◆ **What to do**: All entries are to be quoted exactly; the images stay out of the copy.

Items from a dataset:
= = =

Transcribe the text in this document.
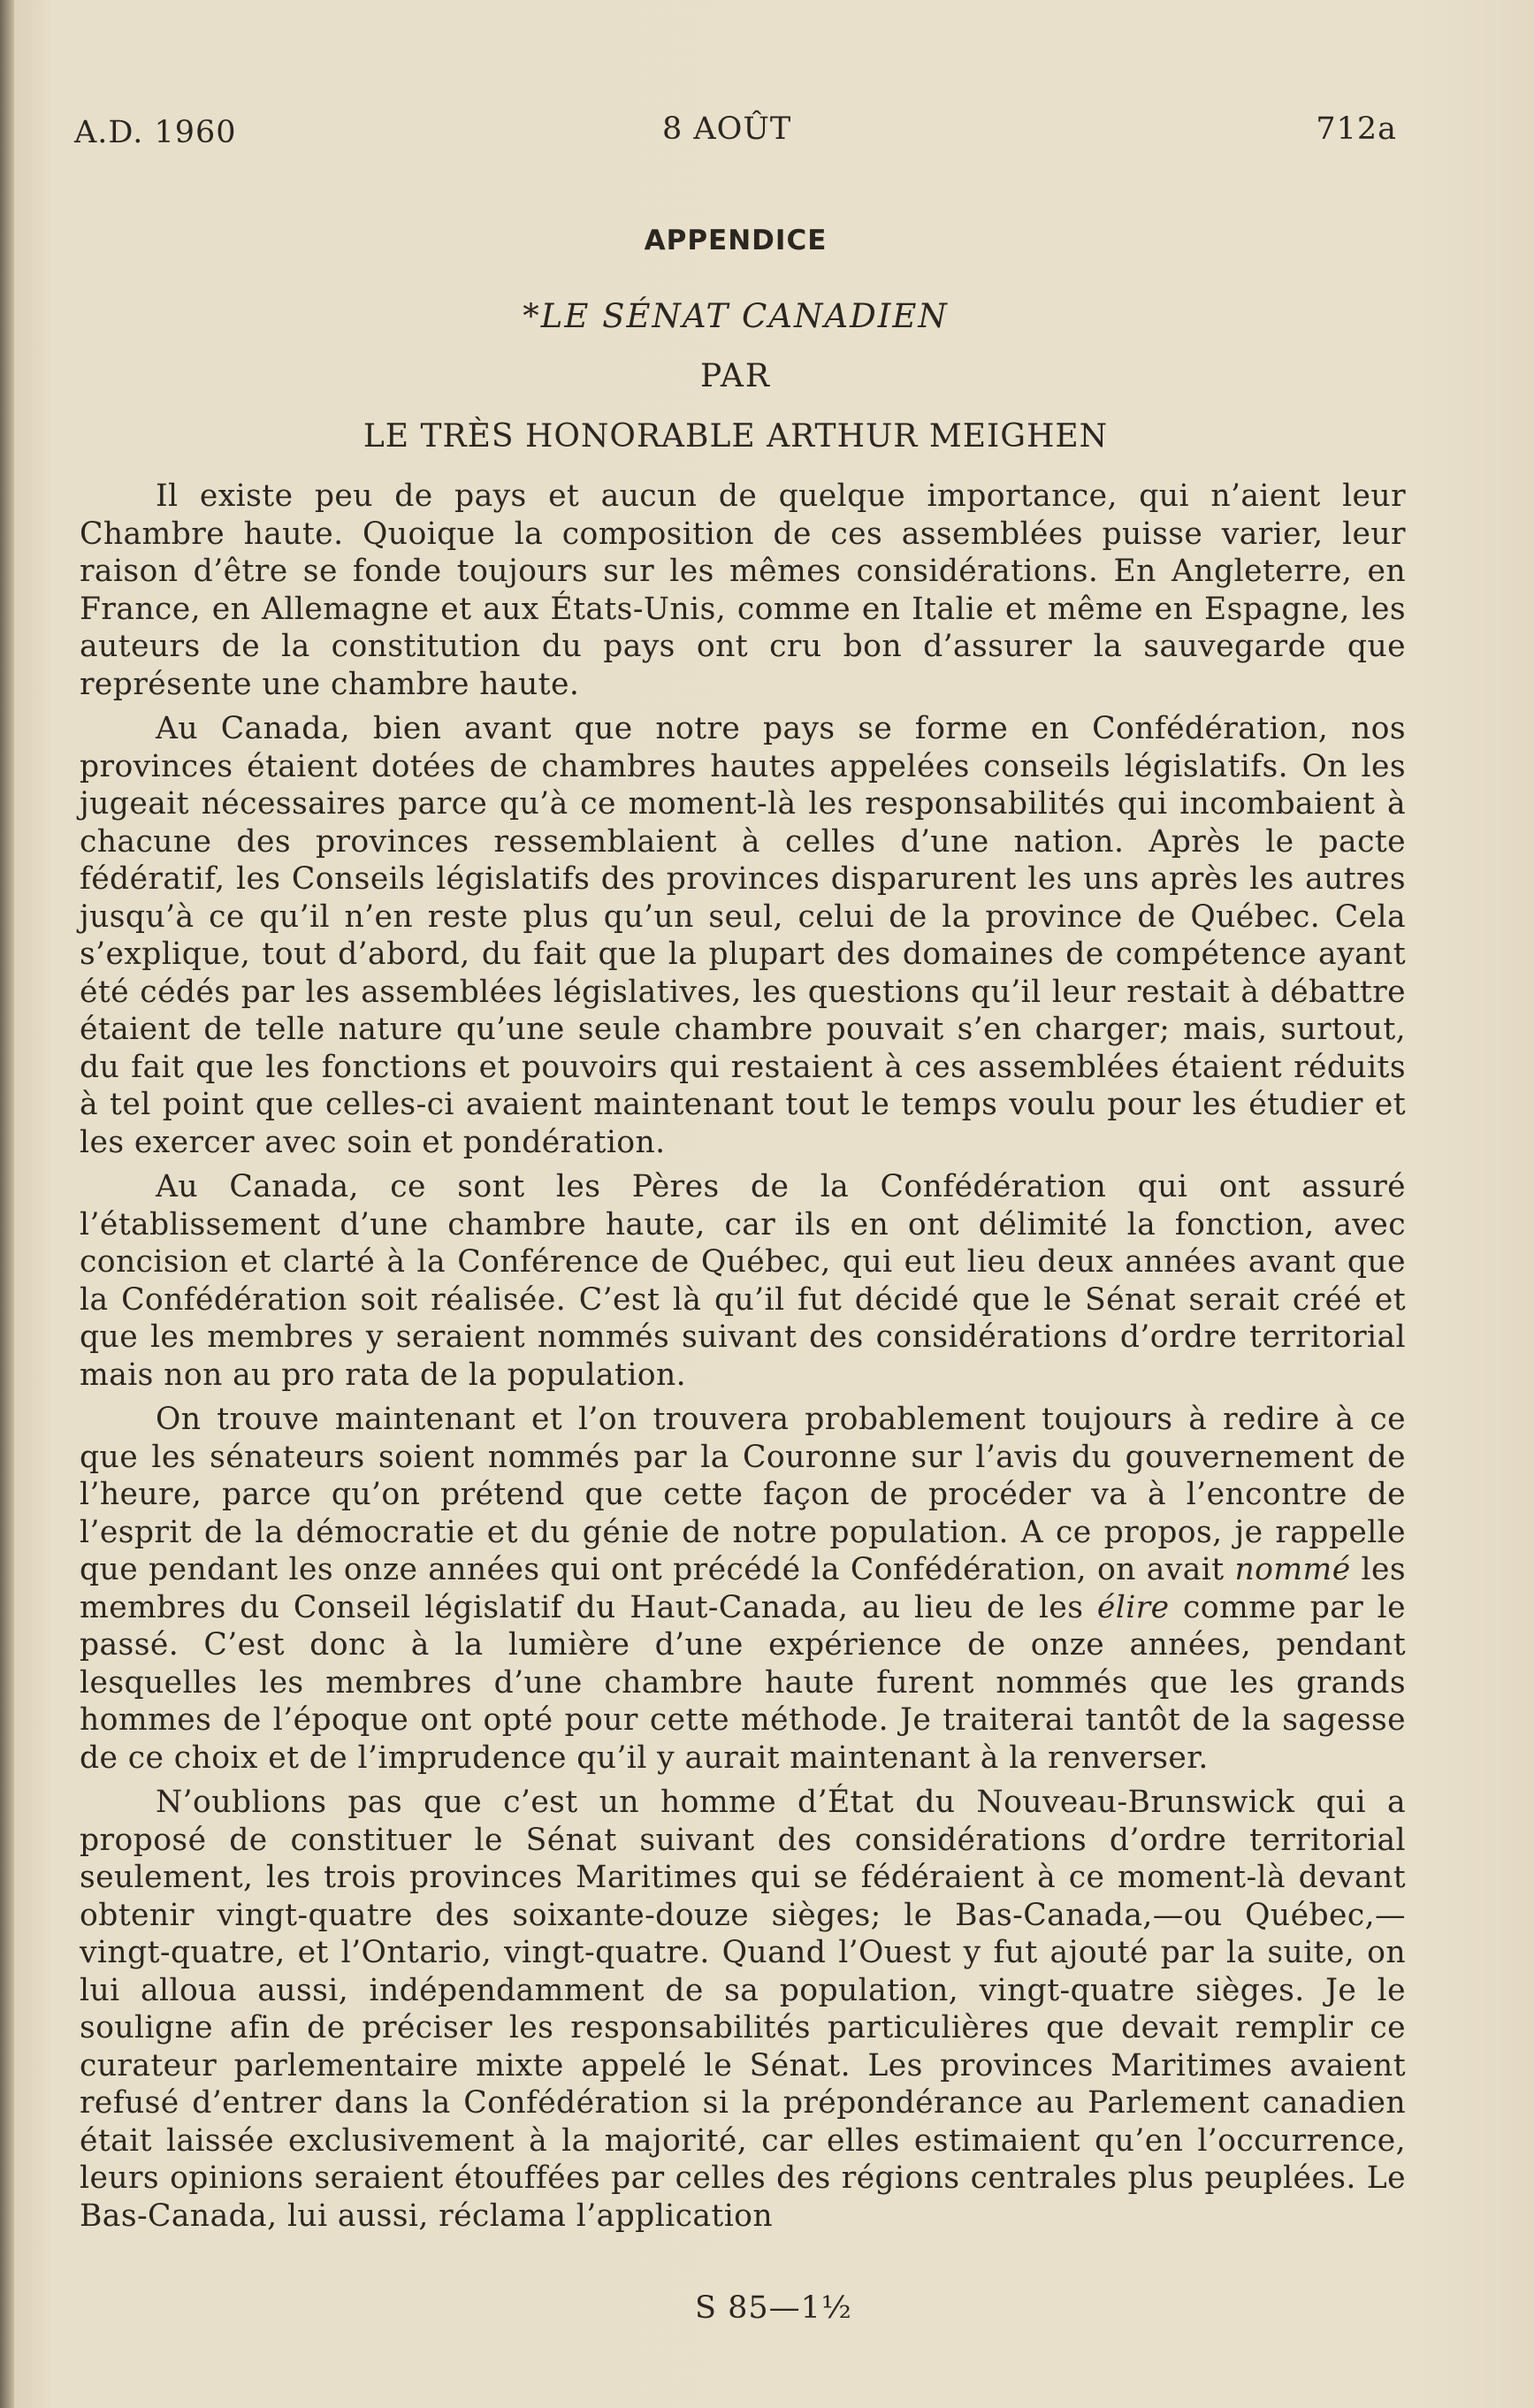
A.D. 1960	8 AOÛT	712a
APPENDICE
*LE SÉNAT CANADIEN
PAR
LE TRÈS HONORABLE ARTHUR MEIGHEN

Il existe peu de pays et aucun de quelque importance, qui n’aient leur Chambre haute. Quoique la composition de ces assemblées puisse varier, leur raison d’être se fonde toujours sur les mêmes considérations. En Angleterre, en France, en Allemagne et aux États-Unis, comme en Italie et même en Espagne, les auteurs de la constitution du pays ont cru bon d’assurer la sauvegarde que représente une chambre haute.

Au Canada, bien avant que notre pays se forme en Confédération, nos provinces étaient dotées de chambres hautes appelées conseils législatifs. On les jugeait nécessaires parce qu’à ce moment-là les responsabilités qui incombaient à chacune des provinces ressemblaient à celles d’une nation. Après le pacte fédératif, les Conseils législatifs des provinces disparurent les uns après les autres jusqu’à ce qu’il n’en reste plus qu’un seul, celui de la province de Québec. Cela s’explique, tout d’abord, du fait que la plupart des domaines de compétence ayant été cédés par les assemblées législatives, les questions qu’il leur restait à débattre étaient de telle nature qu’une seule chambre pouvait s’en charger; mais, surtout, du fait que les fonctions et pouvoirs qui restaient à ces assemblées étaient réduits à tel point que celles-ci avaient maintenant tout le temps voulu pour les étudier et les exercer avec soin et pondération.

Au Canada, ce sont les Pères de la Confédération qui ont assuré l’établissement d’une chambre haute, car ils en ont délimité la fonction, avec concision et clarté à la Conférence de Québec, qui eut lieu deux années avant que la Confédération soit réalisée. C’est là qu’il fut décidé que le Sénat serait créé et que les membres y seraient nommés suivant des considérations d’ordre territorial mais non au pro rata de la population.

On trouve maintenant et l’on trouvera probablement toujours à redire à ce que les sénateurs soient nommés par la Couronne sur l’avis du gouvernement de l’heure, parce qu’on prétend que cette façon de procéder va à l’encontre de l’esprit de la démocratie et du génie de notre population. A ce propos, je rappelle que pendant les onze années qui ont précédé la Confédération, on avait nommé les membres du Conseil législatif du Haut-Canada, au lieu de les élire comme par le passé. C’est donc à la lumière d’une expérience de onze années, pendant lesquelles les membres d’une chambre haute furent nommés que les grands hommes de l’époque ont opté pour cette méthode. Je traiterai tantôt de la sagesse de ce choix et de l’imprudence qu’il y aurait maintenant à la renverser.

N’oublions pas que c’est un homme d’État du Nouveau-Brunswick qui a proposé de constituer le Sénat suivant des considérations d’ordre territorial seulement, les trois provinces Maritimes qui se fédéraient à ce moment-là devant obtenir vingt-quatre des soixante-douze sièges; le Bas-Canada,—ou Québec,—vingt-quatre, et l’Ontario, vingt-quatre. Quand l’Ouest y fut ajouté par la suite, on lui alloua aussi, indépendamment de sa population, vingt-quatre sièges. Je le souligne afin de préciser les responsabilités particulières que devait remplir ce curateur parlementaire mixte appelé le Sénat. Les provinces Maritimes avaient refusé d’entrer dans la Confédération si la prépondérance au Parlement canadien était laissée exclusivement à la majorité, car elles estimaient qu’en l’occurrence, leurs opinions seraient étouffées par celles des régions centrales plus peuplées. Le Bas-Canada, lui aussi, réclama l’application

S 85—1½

= = =

◆ **Written reply**:
Transcribe the text in this document.
A.D. 1960	8 AOÛT	712a
APPENDICE
*LE SÉNAT CANADIEN
PAR
LE TRÈS HONORABLE ARTHUR MEIGHEN

Il existe peu de pays et aucun de quelque importance, qui n’aient leur Chambre haute. Quoique la composition de ces assemblées puisse varier, leur raison d’être se fonde toujours sur les mêmes considérations. En Angleterre, en France, en Allemagne et aux États-Unis, comme en Italie et même en Espagne, les auteurs de la constitution du pays ont cru bon d’assurer la sauvegarde que représente une chambre haute.

Au Canada, bien avant que notre pays se forme en Confédération, nos provinces étaient dotées de chambres hautes appelées conseils législatifs. On les jugeait nécessaires parce qu’à ce moment-là les responsabilités qui incombaient à chacune des provinces ressemblaient à celles d’une nation. Après le pacte fédératif, les Conseils législatifs des provinces disparurent les uns après les autres jusqu’à ce qu’il n’en reste plus qu’un seul, celui de la province de Québec. Cela s’explique, tout d’abord, du fait que la plupart des domaines de compétence ayant été cédés par les assemblées législatives, les questions qu’il leur restait à débattre étaient de telle nature qu’une seule chambre pouvait s’en charger; mais, surtout, du fait que les fonctions et pouvoirs qui restaient à ces assemblées étaient réduits à tel point que celles-ci avaient maintenant tout le temps voulu pour les étudier et les exercer avec soin et pondération.

Au Canada, ce sont les Pères de la Confédération qui ont assuré l’établissement d’une chambre haute, car ils en ont délimité la fonction, avec concision et clarté à la Conférence de Québec, qui eut lieu deux années avant que la Confédération soit réalisée. C’est là qu’il fut décidé que le Sénat serait créé et que les membres y seraient nommés suivant des considérations d’ordre territorial mais non au pro rata de la population.

On trouve maintenant et l’on trouvera probablement toujours à redire à ce que les sénateurs soient nommés par la Couronne sur l’avis du gouvernement de l’heure, parce qu’on prétend que cette façon de procéder va à l’encontre de l’esprit de la démocratie et du génie de notre population. A ce propos, je rappelle que pendant les onze années qui ont précédé la Confédération, on avait nommé les membres du Conseil législatif du Haut-Canada, au lieu de les élire comme par le passé. C’est donc à la lumière d’une expérience de onze années, pendant lesquelles les membres d’une chambre haute furent nommés que les grands hommes de l’époque ont opté pour cette méthode. Je traiterai tantôt de la sagesse de ce choix et de l’imprudence qu’il y aurait maintenant à la renverser.

N’oublions pas que c’est un homme d’État du Nouveau-Brunswick qui a proposé de constituer le Sénat suivant des considérations d’ordre territorial seulement, les trois provinces Maritimes qui se fédéraient à ce moment-là devant obtenir vingt-quatre des soixante-douze sièges; le Bas-Canada,—ou Québec,—vingt-quatre, et l’Ontario, vingt-quatre. Quand l’Ouest y fut ajouté par la suite, on lui alloua aussi, indépendamment de sa population, vingt-quatre sièges. Je le souligne afin de préciser les responsabilités particulières que devait remplir ce curateur parlementaire mixte appelé le Sénat. Les provinces Maritimes avaient refusé d’entrer dans la Confédération si la prépondérance au Parlement canadien était laissée exclusivement à la majorité, car elles estimaient qu’en l’occurrence, leurs opinions seraient étouffées par celles des régions centrales plus peuplées. Le Bas-Canada, lui aussi, réclama l’application

S 85—1½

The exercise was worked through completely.